### SET TASK A
Put the records into a JSON list of strings, one string per line, starting at the very first line of the records and ending at the line that contains "- y-tick-label: 190: [43, 245, 62, 257]", and leave out any blank lines.

### TEXT EXCERPT
A City is its People
I would like to note that I am here in my capacity as an urbanist and as a historian of the city. My relationship to photography is limited to that of an amateur: I very much appreciate the means of expression marshaled by photography. At a professional level, I believe photography constitutes an essential tool in the areas of documentation and interpretation of urban phenomena.
Moreover, it is a well-known fact that photography was invented and mastered at the very time when the metropolises of Europe were emerging. It rendered their structural transformations, all the profound and rapid upheavals of the period. It was the privileged witness of the new faces of cities. It alone was capable of keeping up with the accelerated rhythm of the mutations that were occurring. Because the city was also a static object, it allowed for the lengthy posing time demanded by photography in its beginnings.
Mikael Levin's work and his search for the cultural identity of contemporary urban spaces correlate and coordinate with the questions developed today by architects, city planners, sociologists, etc. We are in an era when:
-- architectural models circulate beyond conventional borders and get reproduced, as one lauds their international character;
-- cities seem to tend more and more to consign the role of conveying a certain cultural specificity to historical buildings alone, while at the same time they adopt a stereotypical architecture for their new development;
-- the continual shifting, voluntary or forced, of populations that are moving for economical or political reasons, is dramatically transforming the human content of cities.

### SET TASK B
According to the text about cities and photography, what about the city made it suit photography in its beginnings?

### PROVIDED ENTRIES
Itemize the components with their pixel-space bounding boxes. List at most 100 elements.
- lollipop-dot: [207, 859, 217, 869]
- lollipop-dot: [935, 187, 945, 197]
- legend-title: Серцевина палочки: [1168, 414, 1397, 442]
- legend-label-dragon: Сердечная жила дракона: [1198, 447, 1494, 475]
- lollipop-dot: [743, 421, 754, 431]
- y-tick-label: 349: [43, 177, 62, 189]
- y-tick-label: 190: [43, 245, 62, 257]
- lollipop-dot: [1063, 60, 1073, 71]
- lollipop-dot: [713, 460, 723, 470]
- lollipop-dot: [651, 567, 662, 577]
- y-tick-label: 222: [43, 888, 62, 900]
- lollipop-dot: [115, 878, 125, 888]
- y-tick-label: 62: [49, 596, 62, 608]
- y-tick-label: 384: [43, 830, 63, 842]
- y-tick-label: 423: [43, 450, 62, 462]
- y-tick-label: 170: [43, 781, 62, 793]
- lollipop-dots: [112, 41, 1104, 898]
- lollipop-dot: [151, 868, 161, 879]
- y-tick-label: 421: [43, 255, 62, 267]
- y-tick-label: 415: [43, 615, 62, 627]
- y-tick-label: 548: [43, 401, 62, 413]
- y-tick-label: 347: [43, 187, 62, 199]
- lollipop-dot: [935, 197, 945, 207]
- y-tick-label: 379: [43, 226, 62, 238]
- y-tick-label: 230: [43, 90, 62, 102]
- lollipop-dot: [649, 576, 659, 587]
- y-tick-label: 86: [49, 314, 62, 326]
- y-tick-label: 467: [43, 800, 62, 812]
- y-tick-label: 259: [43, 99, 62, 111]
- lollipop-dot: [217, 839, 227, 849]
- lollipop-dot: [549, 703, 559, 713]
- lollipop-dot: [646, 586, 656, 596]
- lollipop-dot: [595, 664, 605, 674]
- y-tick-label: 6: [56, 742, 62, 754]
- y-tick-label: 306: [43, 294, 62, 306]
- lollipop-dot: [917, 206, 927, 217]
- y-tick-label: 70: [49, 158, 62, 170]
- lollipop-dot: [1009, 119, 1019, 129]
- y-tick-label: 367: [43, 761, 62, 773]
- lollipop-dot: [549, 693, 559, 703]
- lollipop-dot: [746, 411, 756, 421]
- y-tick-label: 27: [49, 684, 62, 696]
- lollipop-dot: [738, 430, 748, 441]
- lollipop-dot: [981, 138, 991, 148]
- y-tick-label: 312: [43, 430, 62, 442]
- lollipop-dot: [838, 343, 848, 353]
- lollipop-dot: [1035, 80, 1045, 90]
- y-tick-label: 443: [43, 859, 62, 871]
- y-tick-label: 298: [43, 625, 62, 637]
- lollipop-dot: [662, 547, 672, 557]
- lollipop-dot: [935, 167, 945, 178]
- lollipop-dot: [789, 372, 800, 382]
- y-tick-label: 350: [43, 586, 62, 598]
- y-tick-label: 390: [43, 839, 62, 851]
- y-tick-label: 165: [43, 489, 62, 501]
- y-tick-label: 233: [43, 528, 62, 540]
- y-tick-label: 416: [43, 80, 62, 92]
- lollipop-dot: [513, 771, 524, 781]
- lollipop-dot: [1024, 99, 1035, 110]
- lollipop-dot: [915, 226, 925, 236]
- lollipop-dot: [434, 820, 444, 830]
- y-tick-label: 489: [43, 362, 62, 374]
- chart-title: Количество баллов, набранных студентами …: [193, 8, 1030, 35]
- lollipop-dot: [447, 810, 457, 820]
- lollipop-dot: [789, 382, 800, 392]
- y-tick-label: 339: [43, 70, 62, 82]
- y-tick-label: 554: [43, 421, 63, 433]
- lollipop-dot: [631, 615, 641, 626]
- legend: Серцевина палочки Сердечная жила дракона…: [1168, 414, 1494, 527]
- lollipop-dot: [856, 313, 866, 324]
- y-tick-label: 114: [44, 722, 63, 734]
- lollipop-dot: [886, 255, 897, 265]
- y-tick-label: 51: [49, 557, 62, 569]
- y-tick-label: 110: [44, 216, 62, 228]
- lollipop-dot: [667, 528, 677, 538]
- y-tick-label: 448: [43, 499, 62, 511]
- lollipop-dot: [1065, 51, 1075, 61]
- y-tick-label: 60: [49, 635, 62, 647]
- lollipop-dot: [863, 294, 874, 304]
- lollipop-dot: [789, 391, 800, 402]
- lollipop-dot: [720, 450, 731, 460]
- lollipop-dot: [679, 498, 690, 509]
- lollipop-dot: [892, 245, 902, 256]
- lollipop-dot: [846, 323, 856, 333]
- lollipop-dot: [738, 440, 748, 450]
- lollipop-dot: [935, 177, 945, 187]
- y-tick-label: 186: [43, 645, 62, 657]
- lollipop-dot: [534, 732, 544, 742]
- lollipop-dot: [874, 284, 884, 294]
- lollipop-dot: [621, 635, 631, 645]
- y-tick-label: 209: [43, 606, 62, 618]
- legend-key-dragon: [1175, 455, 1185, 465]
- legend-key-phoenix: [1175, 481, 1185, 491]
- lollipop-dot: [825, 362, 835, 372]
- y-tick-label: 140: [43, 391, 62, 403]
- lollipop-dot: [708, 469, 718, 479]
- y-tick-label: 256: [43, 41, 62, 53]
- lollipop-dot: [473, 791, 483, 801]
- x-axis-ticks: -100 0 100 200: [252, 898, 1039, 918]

### OUTPUT A
[
  "Itemize the components with their pixel-space bounding boxes. List at most 100 elements.",
  "- lollipop-dot: [207, 859, 217, 869]",
  "- lollipop-dot: [935, 187, 945, 197]",
  "- legend-title: Серцевина палочки: [1168, 414, 1397, 442]",
  "- legend-label-dragon: Сердечная жила дракона: [1198, 447, 1494, 475]",
  "- lollipop-dot: [743, 421, 754, 431]",
  "- y-tick-label: 349: [43, 177, 62, 189]",
  "- y-tick-label: 190: [43, 245, 62, 257]"
]

### OUTPUT B
The city was a static object, so it allowed for the lengthy posing time early photography demanded.